## Written instruction
Write out the entire listing below exactly as it appears, minus any pictures.

───

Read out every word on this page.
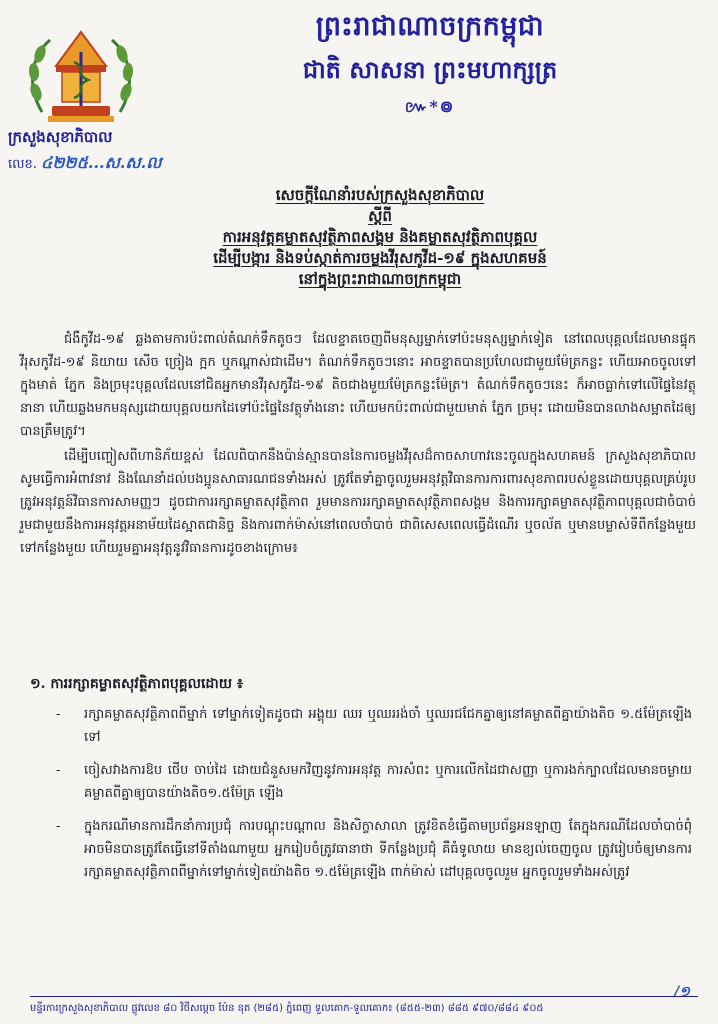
ព្រះរាជាណាចក្រកម្ពុជា
ជាតិ សាសនា ព្រះមហាក្សត្រ
៚*៙
ក្រសួងសុខាភិបាល
លេខ. ៤២២៥...ស.ស.ល
សេចក្តីណែនាំរបស់ក្រសួងសុខាភិបាល
ស្តីពី
ការអនុវត្តគម្លាតសុវត្ថិភាពសង្គម និងគម្លាតសុវត្ថិភាពបុគ្គល
ដើម្បីបង្ការ និងទប់ស្កាត់ការចម្លងវីរុសកូវីដ-១៩ ក្នុងសហគមន៍
នៅក្នុងព្រះរាជាណាចក្រកម្ពុជា

ជំងឺកូវីដ-១៩ ឆ្លងតាមការប៉ះពាល់តំណក់ទឹកតូចៗ ដែលខ្ទាតចេញពីមនុស្សម្នាក់ទៅប៉ះមនុស្សម្នាក់ទៀត នៅពេលបុគ្គលដែលមានផ្ទុកវីរុសកូវីដ-១៩ និយាយ សើច ច្រៀង ក្អក ឬកណ្តាស់ជាដើម។ តំណក់ទឹកតូចៗនោះ អាចខ្ទាតបានប្រហែលជាមួយម៉ែត្រកន្លះ ហើយអាចចូលទៅក្នុងមាត់ ភ្នែក និងច្រមុះបុគ្គលដែលនៅជិតអ្នកមានវីរុសកូវីដ-១៩ តិចជាងមួយម៉ែត្រកន្លះម៉ែត្រ។ តំណក់ទឹកតូចៗនេះ ក៏អាចធ្លាក់ទៅលើផ្ទៃនៃវត្ថុនានា ហើយឆ្លងមកមនុស្សដោយបុគ្គលយកដៃទៅប៉ះផ្ទៃនៃវត្ថុទាំងនោះ ហើយមកប៉ះពាល់ជាមួយមាត់ ភ្នែក ច្រមុះ ដោយមិនបានលាងសម្អាតដៃឲ្យបានត្រឹមត្រូវ។

ដើម្បីបញ្ចៀសពីហានិភ័យខ្ពស់ ដែលពិបាកនឹងប៉ាន់ស្មានបាននៃការចម្លងវីរុសដ៏កាចសាហាវនេះចូលក្នុងសហគមន៍ ក្រសួងសុខាភិបាលសូមធ្វើការអំពាវនាវ និងណែនាំដល់បងប្អូនសាធារណជនទាំងអស់ ត្រូវតែទាំគ្នាចូលរួមអនុវត្តវិធានការការពារសុខភាពរបស់ខ្លួនដោយបុគ្គលគ្រប់រូបត្រូវអនុវត្តន៍វិធានការសាមញ្ញៗ ដូចជាការរក្សាគម្លាតសុវត្ថិភាព រួមមានការរក្សាគម្លាតសុវត្ថិភាពសង្គម និងការរក្សាគម្លាតសុវត្ថិភាពបុគ្គលជាចំបាច់ រួមជាមួយនឹងការអនុវត្តអនាម័យដៃស្អាតជានិច្ច និងការពាក់ម៉ាស់នៅពេលចាំបាច់ ជាពិសេសពេលធ្វើដំណើរ ឬចល័ត ឬមានបម្លាស់ទីពីកន្លែងមួយទៅកន្លែងមួយ ហើយរួមគ្នាអនុវត្តនូវវិធានការដូចខាងក្រោម៖

១. ការរក្សាគម្លាតសុវត្ថិភាពបុគ្គលដោយ ៖
- រក្សាគម្លាតសុវត្ថិភាពពីម្នាក់ ទៅម្នាក់ទៀតដូចជា អង្គុយ ឈរ ឬឈររង់ចាំ ឬឈរជជែកគ្នាឲ្យនៅគម្លាតពីគ្នាយ៉ាងតិច ១.៥ម៉ែត្រឡើងទៅ
- ចៀសវាងការឱប ថើប ចាប់ដៃ ដោយជំនួសមកវិញនូវការអនុវត្ត ការសំពះ ឬការលើកដៃជាសញ្ញា ឬការងក់ក្បាលដែលមានចម្ងាយគម្លាតពីគ្នាឲ្យបានយ៉ាងតិច១.៥ម៉ែត្រ ឡើង
- ក្នុងករណីមានការដឹកនាំការប្រជុំ ការបណ្តុះបណ្តាល និងសិក្ខាសាលា ត្រូវខិតខំធ្វើតាមប្រព័ន្ធអនឡាញ តែក្នុងករណីដែលចាំបាច់ពុំអាចមិនបានត្រូវតែធ្វើនៅទីតាំងណាមួយ អ្នករៀបចំត្រូវធានាថា ទីកន្លែងប្រជុំ គឺធំទូលាយ មានខ្យល់ចេញចូល ត្រូវរៀបចំឲ្យមានការរក្សាគម្លាតសុវត្ថិភាពពីម្នាក់ទៅម្នាក់ទៀតយ៉ាងតិច ១.៥ម៉ែត្រឡើង ពាក់ម៉ាស់ ដៅបុគ្គលចូលរួម អ្នកចូលរួមទាំងអស់ត្រូវ
/១
មន្ទីរការក្រសួងសុខាភិបាល ផ្លូវលេខ ៨០ វិថីសម្តេច ប៉ែន នុត (២៨៥) ភ្នំពេញ ទួលគោក-ទួលគោក៖ (៨៥៥-២៣) ៨៨៥ ៩៧០/៨៨៤ ៩០៥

───

## Exercise answer
Read out every word on this page.
ព្រះរាជាណាចក្រកម្ពុជា
ជាតិ សាសនា ព្រះមហាក្សត្រ
៚*៙
ក្រសួងសុខាភិបាល
លេខ. ៤២២៥...ស.ស.ល
សេចក្តីណែនាំរបស់ក្រសួងសុខាភិបាល
ស្តីពី
ការអនុវត្តគម្លាតសុវត្ថិភាពសង្គម និងគម្លាតសុវត្ថិភាពបុគ្គល
ដើម្បីបង្ការ និងទប់ស្កាត់ការចម្លងវីរុសកូវីដ-១៩ ក្នុងសហគមន៍
នៅក្នុងព្រះរាជាណាចក្រកម្ពុជា

ជំងឺកូវីដ-១៩ ឆ្លងតាមការប៉ះពាល់តំណក់ទឹកតូចៗ ដែលខ្ទាតចេញពីមនុស្សម្នាក់ទៅប៉ះមនុស្សម្នាក់ទៀត នៅពេលបុគ្គលដែលមានផ្ទុកវីរុសកូវីដ-១៩ និយាយ សើច ច្រៀង ក្អក ឬកណ្តាស់ជាដើម។ តំណក់ទឹកតូចៗនោះ អាចខ្ទាតបានប្រហែលជាមួយម៉ែត្រកន្លះ ហើយអាចចូលទៅក្នុងមាត់ ភ្នែក និងច្រមុះបុគ្គលដែលនៅជិតអ្នកមានវីរុសកូវីដ-១៩ តិចជាងមួយម៉ែត្រកន្លះម៉ែត្រ។ តំណក់ទឹកតូចៗនេះ ក៏អាចធ្លាក់ទៅលើផ្ទៃនៃវត្ថុនានា ហើយឆ្លងមកមនុស្សដោយបុគ្គលយកដៃទៅប៉ះផ្ទៃនៃវត្ថុទាំងនោះ ហើយមកប៉ះពាល់ជាមួយមាត់ ភ្នែក ច្រមុះ ដោយមិនបានលាងសម្អាតដៃឲ្យបានត្រឹមត្រូវ។

ដើម្បីបញ្ចៀសពីហានិភ័យខ្ពស់ ដែលពិបាកនឹងប៉ាន់ស្មានបាននៃការចម្លងវីរុសដ៏កាចសាហាវនេះចូលក្នុងសហគមន៍ ក្រសួងសុខាភិបាលសូមធ្វើការអំពាវនាវ និងណែនាំដល់បងប្អូនសាធារណជនទាំងអស់ ត្រូវតែទាំគ្នាចូលរួមអនុវត្តវិធានការការពារសុខភាពរបស់ខ្លួនដោយបុគ្គលគ្រប់រូបត្រូវអនុវត្តន៍វិធានការសាមញ្ញៗ ដូចជាការរក្សាគម្លាតសុវត្ថិភាព រួមមានការរក្សាគម្លាតសុវត្ថិភាពសង្គម និងការរក្សាគម្លាតសុវត្ថិភាពបុគ្គលជាចំបាច់ រួមជាមួយនឹងការអនុវត្តអនាម័យដៃស្អាតជានិច្ច និងការពាក់ម៉ាស់នៅពេលចាំបាច់ ជាពិសេសពេលធ្វើដំណើរ ឬចល័ត ឬមានបម្លាស់ទីពីកន្លែងមួយទៅកន្លែងមួយ ហើយរួមគ្នាអនុវត្តនូវវិធានការដូចខាងក្រោម៖

១. ការរក្សាគម្លាតសុវត្ថិភាពបុគ្គលដោយ ៖
- រក្សាគម្លាតសុវត្ថិភាពពីម្នាក់ ទៅម្នាក់ទៀតដូចជា អង្គុយ ឈរ ឬឈររង់ចាំ ឬឈរជជែកគ្នាឲ្យនៅគម្លាតពីគ្នាយ៉ាងតិច ១.៥ម៉ែត្រឡើងទៅ
- ចៀសវាងការឱប ថើប ចាប់ដៃ ដោយជំនួសមកវិញនូវការអនុវត្ត ការសំពះ ឬការលើកដៃជាសញ្ញា ឬការងក់ក្បាលដែលមានចម្ងាយគម្លាតពីគ្នាឲ្យបានយ៉ាងតិច១.៥ម៉ែត្រ ឡើង
- ក្នុងករណីមានការដឹកនាំការប្រជុំ ការបណ្តុះបណ្តាល និងសិក្ខាសាលា ត្រូវខិតខំធ្វើតាមប្រព័ន្ធអនឡាញ តែក្នុងករណីដែលចាំបាច់ពុំអាចមិនបានត្រូវតែធ្វើនៅទីតាំងណាមួយ អ្នករៀបចំត្រូវធានាថា ទីកន្លែងប្រជុំ គឺធំទូលាយ មានខ្យល់ចេញចូល ត្រូវរៀបចំឲ្យមានការរក្សាគម្លាតសុវត្ថិភាពពីម្នាក់ទៅម្នាក់ទៀតយ៉ាងតិច ១.៥ម៉ែត្រឡើង ពាក់ម៉ាស់ ដៅបុគ្គលចូលរួម អ្នកចូលរួមទាំងអស់ត្រូវ
/១
មន្ទីរការក្រសួងសុខាភិបាល ផ្លូវលេខ ៨០ វិថីសម្តេច ប៉ែន នុត (២៨៥) ភ្នំពេញ ទួលគោក-ទួលគោក៖ (៨៥៥-២៣) ៨៨៥ ៩៧០/៨៨៤ ៩០៥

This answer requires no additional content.